[start]
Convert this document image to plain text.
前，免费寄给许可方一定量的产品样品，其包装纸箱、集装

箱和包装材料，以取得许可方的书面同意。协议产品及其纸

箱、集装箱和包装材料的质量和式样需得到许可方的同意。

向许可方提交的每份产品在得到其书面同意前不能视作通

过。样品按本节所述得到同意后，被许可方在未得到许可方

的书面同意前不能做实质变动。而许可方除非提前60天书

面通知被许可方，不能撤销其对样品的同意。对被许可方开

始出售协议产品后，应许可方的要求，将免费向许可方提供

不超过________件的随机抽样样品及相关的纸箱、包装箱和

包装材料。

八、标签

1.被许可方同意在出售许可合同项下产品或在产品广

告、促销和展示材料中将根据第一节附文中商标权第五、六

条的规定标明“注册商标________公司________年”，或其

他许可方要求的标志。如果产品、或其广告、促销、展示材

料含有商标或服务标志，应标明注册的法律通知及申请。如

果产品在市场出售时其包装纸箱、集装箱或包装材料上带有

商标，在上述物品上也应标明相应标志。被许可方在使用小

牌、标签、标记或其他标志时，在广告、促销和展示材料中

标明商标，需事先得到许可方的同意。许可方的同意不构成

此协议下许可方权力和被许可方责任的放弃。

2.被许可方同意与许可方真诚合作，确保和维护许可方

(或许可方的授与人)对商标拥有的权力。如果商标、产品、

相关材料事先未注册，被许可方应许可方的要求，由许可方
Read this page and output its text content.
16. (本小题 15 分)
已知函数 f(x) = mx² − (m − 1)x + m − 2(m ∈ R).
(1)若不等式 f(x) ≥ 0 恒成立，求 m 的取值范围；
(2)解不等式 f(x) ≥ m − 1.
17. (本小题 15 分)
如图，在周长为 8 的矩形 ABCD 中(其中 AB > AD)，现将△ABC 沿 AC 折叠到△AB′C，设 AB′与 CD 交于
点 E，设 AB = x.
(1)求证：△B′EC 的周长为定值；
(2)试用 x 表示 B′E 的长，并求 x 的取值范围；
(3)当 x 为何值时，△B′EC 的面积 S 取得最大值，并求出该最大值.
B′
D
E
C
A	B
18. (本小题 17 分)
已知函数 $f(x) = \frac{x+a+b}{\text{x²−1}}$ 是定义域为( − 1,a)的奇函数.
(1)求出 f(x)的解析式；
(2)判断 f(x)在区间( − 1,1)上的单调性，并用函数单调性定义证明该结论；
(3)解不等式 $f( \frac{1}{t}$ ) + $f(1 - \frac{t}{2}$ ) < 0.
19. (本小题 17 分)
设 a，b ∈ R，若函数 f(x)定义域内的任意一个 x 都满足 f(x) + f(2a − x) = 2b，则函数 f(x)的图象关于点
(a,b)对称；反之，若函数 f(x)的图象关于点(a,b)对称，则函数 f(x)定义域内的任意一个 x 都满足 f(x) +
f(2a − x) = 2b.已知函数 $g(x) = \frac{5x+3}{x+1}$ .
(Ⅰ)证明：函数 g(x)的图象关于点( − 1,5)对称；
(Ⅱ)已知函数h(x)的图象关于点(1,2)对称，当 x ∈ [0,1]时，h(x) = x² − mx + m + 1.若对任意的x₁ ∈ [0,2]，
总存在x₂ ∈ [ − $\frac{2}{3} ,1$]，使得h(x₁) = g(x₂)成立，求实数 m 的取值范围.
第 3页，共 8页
[end]
### Exercise brief
Begin with the line that contains "Read this page and output its text content." and set down each line exactly until the records above end, including the final line.

### Task answer
Read this page and output its text content.
16. (本小题 15 分)
已知函数 f(x) = mx² − (m − 1)x + m − 2(m ∈ R).
(1)若不等式 f(x) ≥ 0 恒成立，求 m 的取值范围；
(2)解不等式 f(x) ≥ m − 1.
17. (本小题 15 分)
如图，在周长为 8 的矩形 ABCD 中(其中 AB > AD)，现将△ABC 沿 AC 折叠到△AB′C，设 AB′与 CD 交于
点 E，设 AB = x.
(1)求证：△B′EC 的周长为定值；
(2)试用 x 表示 B′E 的长，并求 x 的取值范围；
(3)当 x 为何值时，△B′EC 的面积 S 取得最大值，并求出该最大值.
B′
D
E
C
A	B
18. (本小题 17 分)
已知函数 $f(x) = \frac{x+a+b}{\text{x²−1}}$ 是定义域为( − 1,a)的奇函数.
(1)求出 f(x)的解析式；
(2)判断 f(x)在区间( − 1,1)上的单调性，并用函数单调性定义证明该结论；
(3)解不等式 $f( \frac{1}{t}$ ) + $f(1 - \frac{t}{2}$ ) < 0.
19. (本小题 17 分)
设 a，b ∈ R，若函数 f(x)定义域内的任意一个 x 都满足 f(x) + f(2a − x) = 2b，则函数 f(x)的图象关于点
(a,b)对称；反之，若函数 f(x)的图象关于点(a,b)对称，则函数 f(x)定义域内的任意一个 x 都满足 f(x) +
f(2a − x) = 2b.已知函数 $g(x) = \frac{5x+3}{x+1}$ .
(Ⅰ)证明：函数 g(x)的图象关于点( − 1,5)对称；
(Ⅱ)已知函数h(x)的图象关于点(1,2)对称，当 x ∈ [0,1]时，h(x) = x² − mx + m + 1.若对任意的x₁ ∈ [0,2]，
总存在x₂ ∈ [ − $\frac{2}{3} ,1$]，使得h(x₁) = g(x₂)成立，求实数 m 的取值范围.
第 3页，共 8页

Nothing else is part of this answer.